##### Listed records #####

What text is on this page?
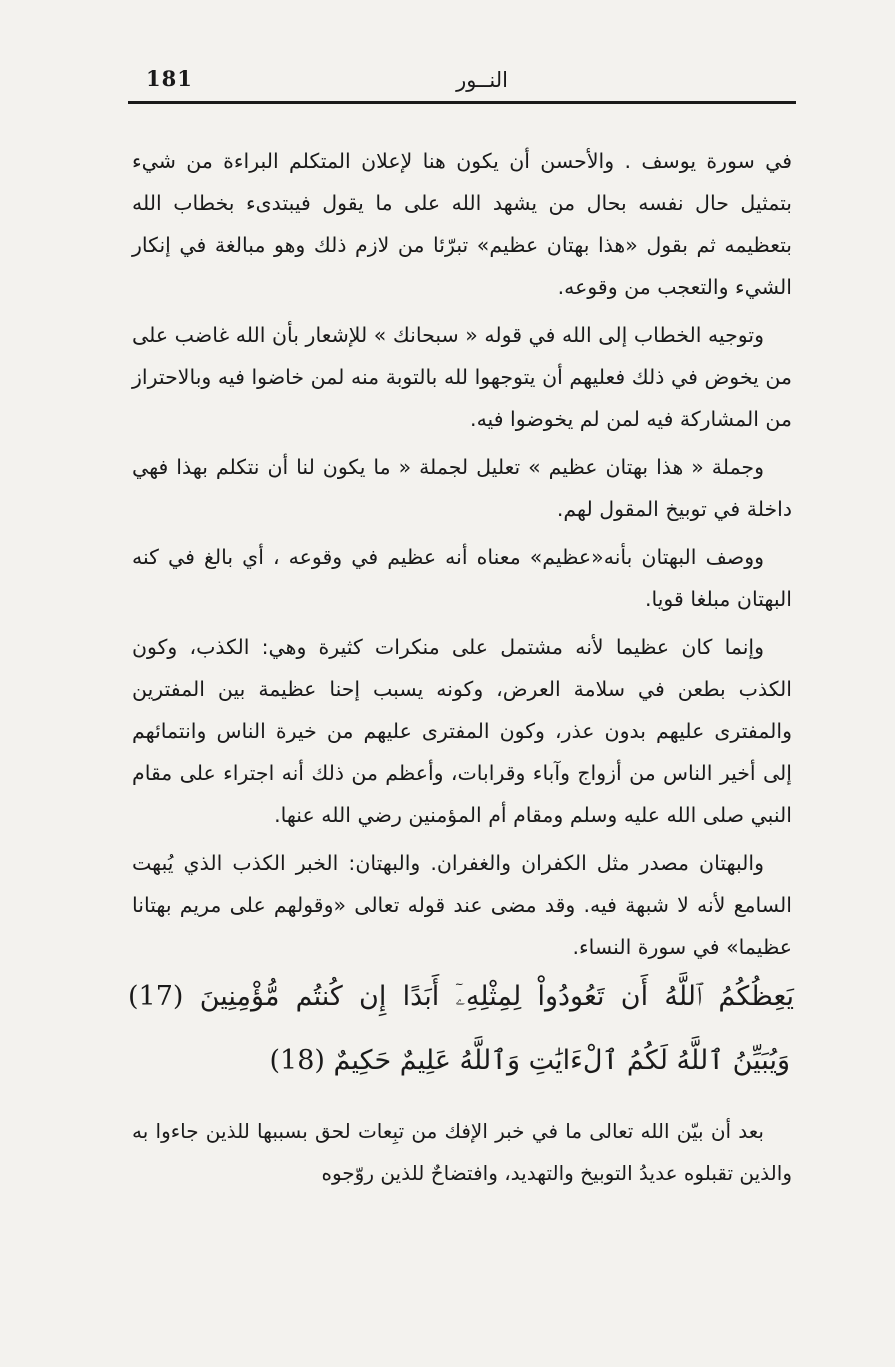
181	النــور

في سورة يوسف . والأحسن أن يكون هنا لإعلان المتكلم البراءة من شيء بتمثيل حال نفسه بحال من يشهد الله على ما يقول فيبتدىء بخطاب الله بتعظيمه ثم بقول «هذا بهتان عظيم» تبرّئا من لازم ذلك وهو مبالغة في إنكار الشيء والتعجب من وقوعه.

وتوجيه الخطاب إلى الله في قوله « سبحانك » للإشعار بأن الله غاضب على من يخوض في ذلك فعليهم أن يتوجهوا لله بالتوبة منه لمن خاضوا فيه وبالاحتراز من المشاركة فيه لمن لم يخوضوا فيه.

وجملة « هذا بهتان عظيم » تعليل لجملة « ما يكون لنا أن نتكلم بهذا فهي داخلة في توبيخ المقول لهم.

ووصف البهتان بأنه«عظيم» معناه أنه عظيم في وقوعه ، أي بالغ في كنه البهتان مبلغا قويا.

وإنما كان عظيما لأنه مشتمل على منكرات كثيرة وهي: الكذب، وكون الكذب بطعن في سلامة العرض، وكونه يسبب إحنا عظيمة بين المفترين والمفترى عليهم بدون عذر، وكون المفترى عليهم من خيرة الناس وانتمائهم إلى أخير الناس من أزواج وآباء وقرابات، وأعظم من ذلك أنه اجتراء على مقام النبي صلى الله عليه وسلم ومقام أم المؤمنين رضي الله عنها.

والبهتان مصدر مثل الكفران والغفران. والبهتان: الخبر الكذب الذي يُبهت السامع لأنه لا شبهة فيه. وقد مضى عند قوله تعالى «وقولهم على مريم بهتانا عظيما» في سورة النساء.

يَعِظُكُمُ ٱللَّهُ أَن تَعُودُواْ لِمِثْلِهِۦٓ أَبَدًا إِن كُنتُم مُّؤْمِنِينَ (17)
وَيُبَيِّنُ ٱللَّهُ لَكُمُ ٱلْءَايَٰتِ وَٱللَّهُ عَلِيمٌ حَكِيمٌ (18)

بعد أن بيّن الله تعالى ما في خبر الإفك من تبِعات لحق بسببها للذين جاءوا به والذين تقبلوه عديدُ التوبيخ والتهديد، وافتضاحٌ للذين روّجوه
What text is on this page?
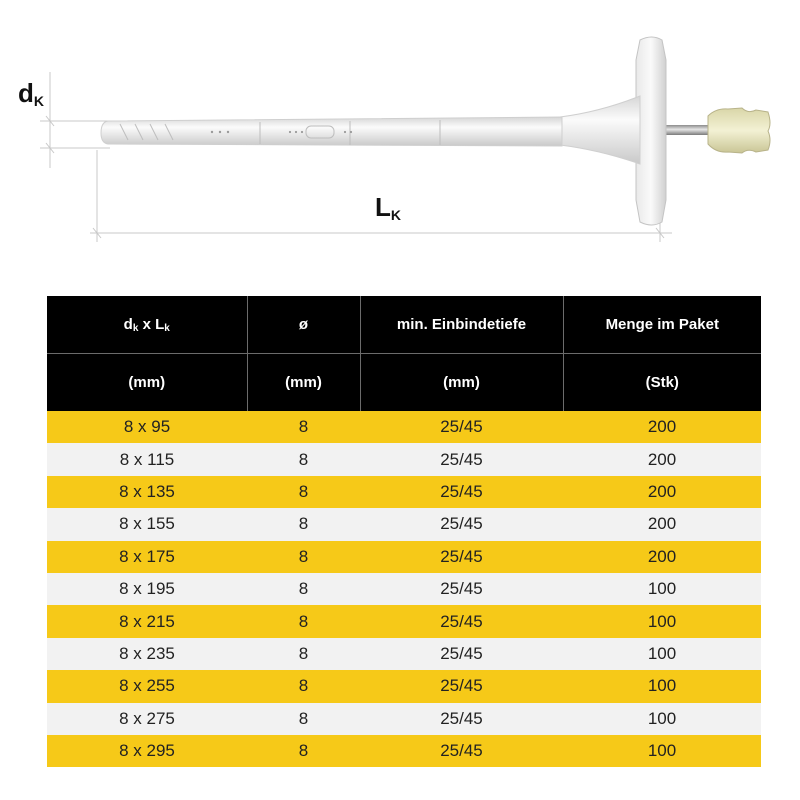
$d_K$
$L_K$
$d_k$ x $L_k$	ø	min. Einbindetiefe	Menge im Paket
(mm)	(mm)	(mm)	(Stk)
8 x 95	8	25/45	200
8 x 115	8	25/45	200
8 x 135	8	25/45	200
8 x 155	8	25/45	200
8 x 175	8	25/45	200
8 x 195	8	25/45	100
8 x 215	8	25/45	100
8 x 235	8	25/45	100
8 x 255	8	25/45	100
8 x 275	8	25/45	100
8 x 295	8	25/45	100
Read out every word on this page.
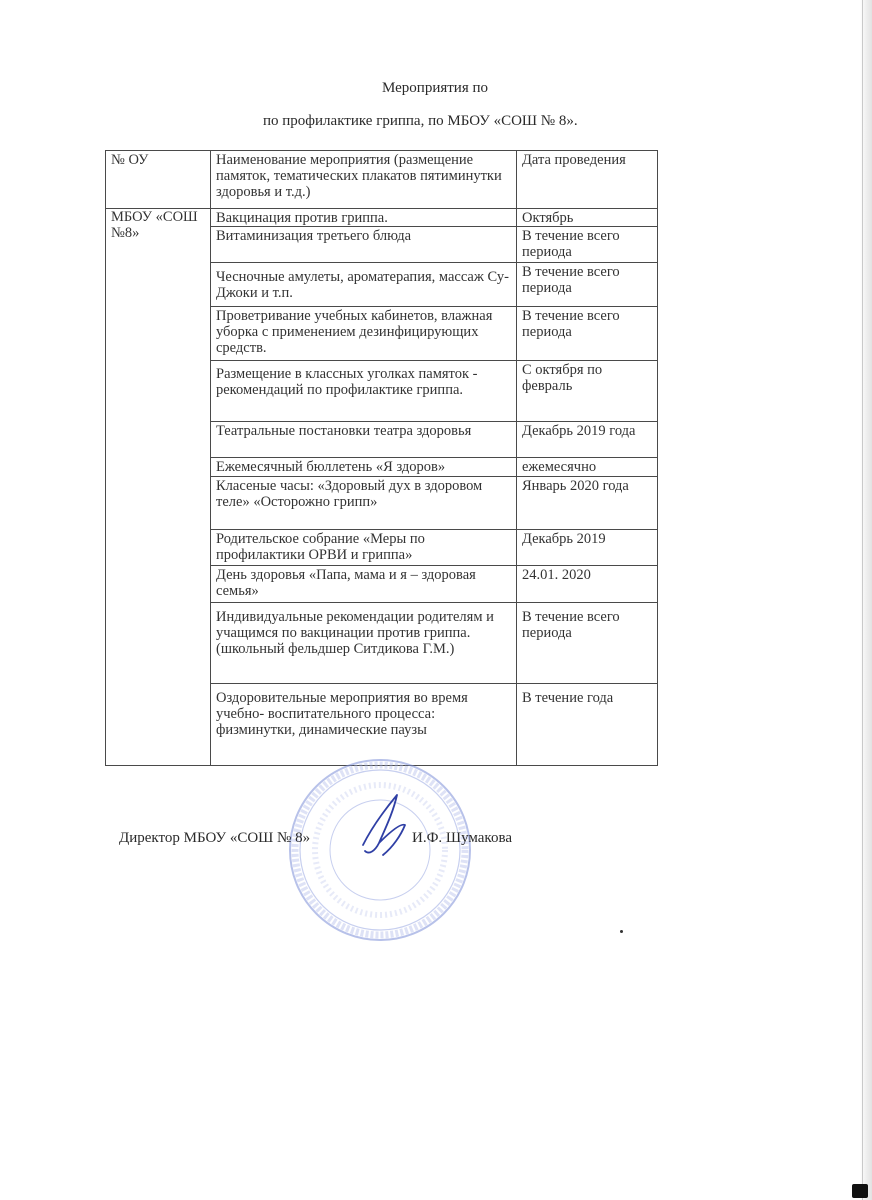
Мероприятия по
по профилактике гриппа, по МБОУ «СОШ № 8».
№ ОУ	Наименование мероприятия (размещение памяток, тематических плакатов пятиминутки здоровья и т.д.)	Дата проведения
МБОУ «СОШ №8»	Вакцинация против гриппа.	Октябрь
	Витаминизация третьего блюда	В течение всего периода
	Чесночные амулеты, ароматерапия, массаж Су- Джоки и т.п.	В течение всего периода
	Проветривание учебных кабинетов, влажная уборка с применением дезинфицирующих средств.	В течение всего периода
	Размещение в классных уголках памяток - рекомендаций по профилактике гриппа.	С октября по февраль
	Театральные постановки театра здоровья	Декабрь 2019 года
	Ежемесячный бюллетень «Я здоров»	ежемесячно
	Класеные часы: «Здоровый дух в здоровом теле» «Осторожно грипп»	Январь 2020 года
	Родительское собрание «Меры по профилактики ОРВИ и гриппа»	Декабрь 2019
	День здоровья «Папа, мама и я – здоровая семья»	24.01. 2020
	Индивидуальные рекомендации родителям и учащимся по вакцинации против гриппа. (школьный фельдшер Ситдикова Г.М.)	В течение всего периода
	Оздоровительные мероприятия во время учебно- воспитательного процесса: физминутки, динамические паузы	В течение года
Директор МБОУ «СОШ № 8»	И.Ф. Шумакова
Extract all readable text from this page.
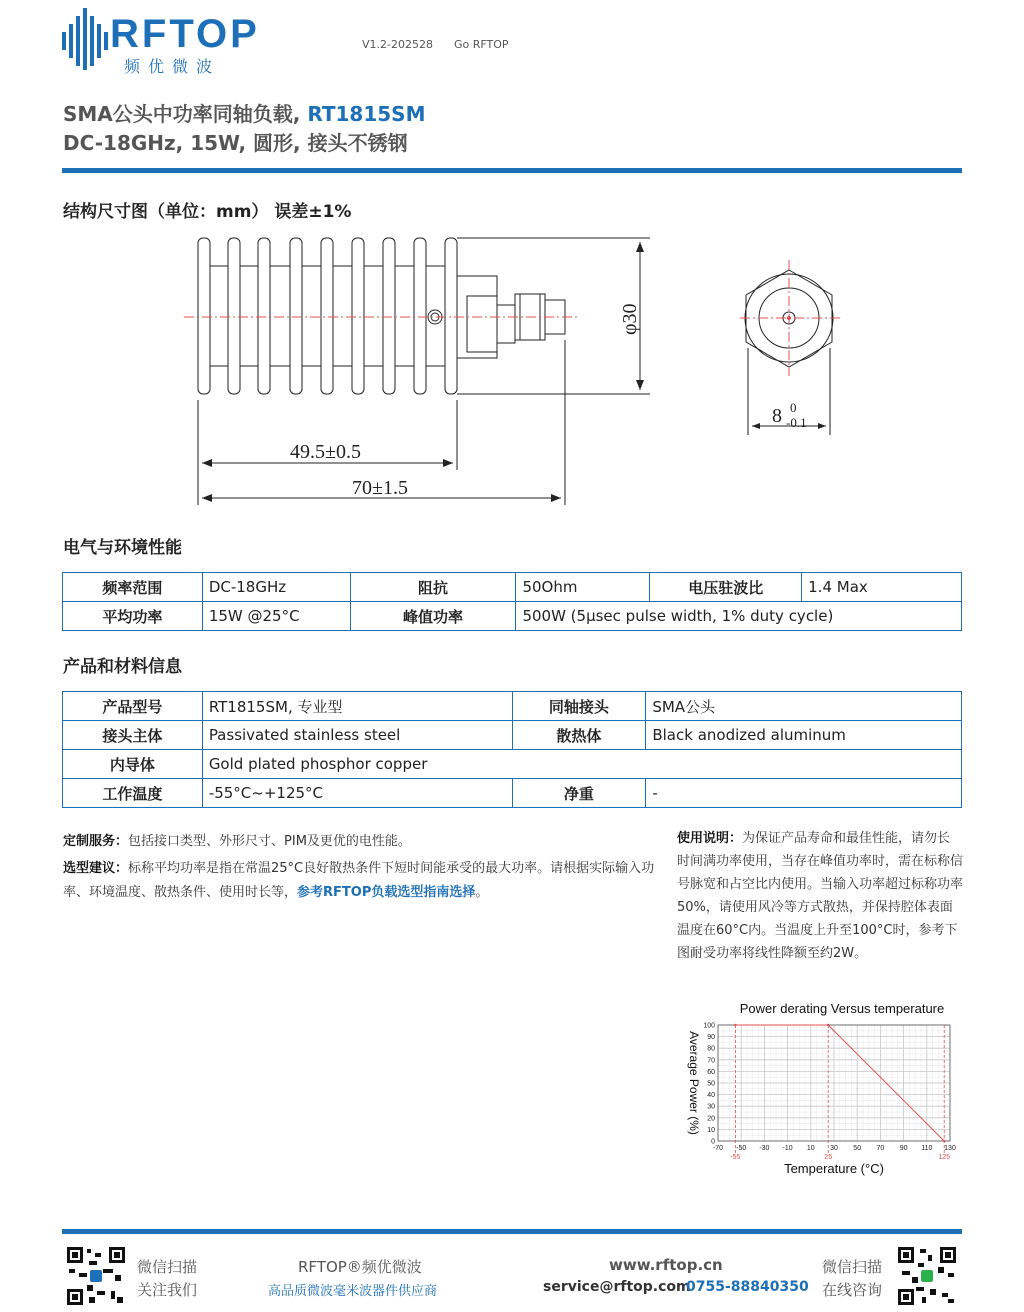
RFTOP
频优微波
V1.2-202528 Go RFTOP
SMA公头中功率同轴负载, RT1815SM
DC-18GHz, 15W, 圆形, 接头不锈钢
结构尺寸图（单位：mm） 误差±1%
49.5±0.5
70±1.5
φ30
8 0
-0.1
电气与环境性能
频率范围	DC-18GHz	阻抗	50Ohm	电压驻波比	1.4 Max
平均功率	15W @25°C	峰值功率	500W (5μsec pulse width, 1% duty cycle)		
产品和材料信息
产品型号	RT1815SM, 专业型	同轴接头	SMA公头
接头主体	Passivated stainless steel	散热体	Black anodized aluminum
内导体	Gold plated phosphor copper		
工作温度	-55°C~+125°C	净重	-
定制服务：包括接口类型、外形尺寸、PIM及更优的电性能。
选型建议：标称平均功率是指在常温25°C良好散热条件下短时间能承受的最大功率。请根据实际输入功率、环境温度、散热条件、使用时长等，参考RFTOP负载选型指南选择。
使用说明：为保证产品寿命和最佳性能，请勿长时间满功率使用，当存在峰值功率时，需在标称信号脉宽和占空比内使用。当输入功率超过标称功率50%，请使用风冷等方式散热，并保持腔体表面温度在60°C内。当温度上升至100°C时，参考下图耐受功率将线性降额至约2W。
-70 -50 -30 -10 10 30 50 70 90 110 130
0
10
20
30
40
50
60
70
80
90
100
-55	25	125
Power derating Versus temperature
Temperature (°C)
Average Power (%)
微信扫描
关注我们
RFTOP®频优微波
高品质微波毫米波器件供应商
www.rftop.cn
service@rftop.com
0755-88840350
微信扫描
在线咨询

#####

• _To do_
List every line above that contains the word "وقوعه".

• _Exercise answer_
في سورة يوسف . والأحسن أن يكون هنا لإعلان المتكلم البراءة من شيء بتمثيل حال نفسه بحال من يشهد الله على ما يقول فيبتدىء بخطاب الله بتعظيمه ثم بقول «هذا بهتان عظيم» تبرّئا من لازم ذلك وهو مبالغة في إنكار الشيء والتعجب من وقوعه.
ووصف البهتان بأنه«عظيم» معناه أنه عظيم في وقوعه ، أي بالغ في كنه البهتان مبلغا قويا.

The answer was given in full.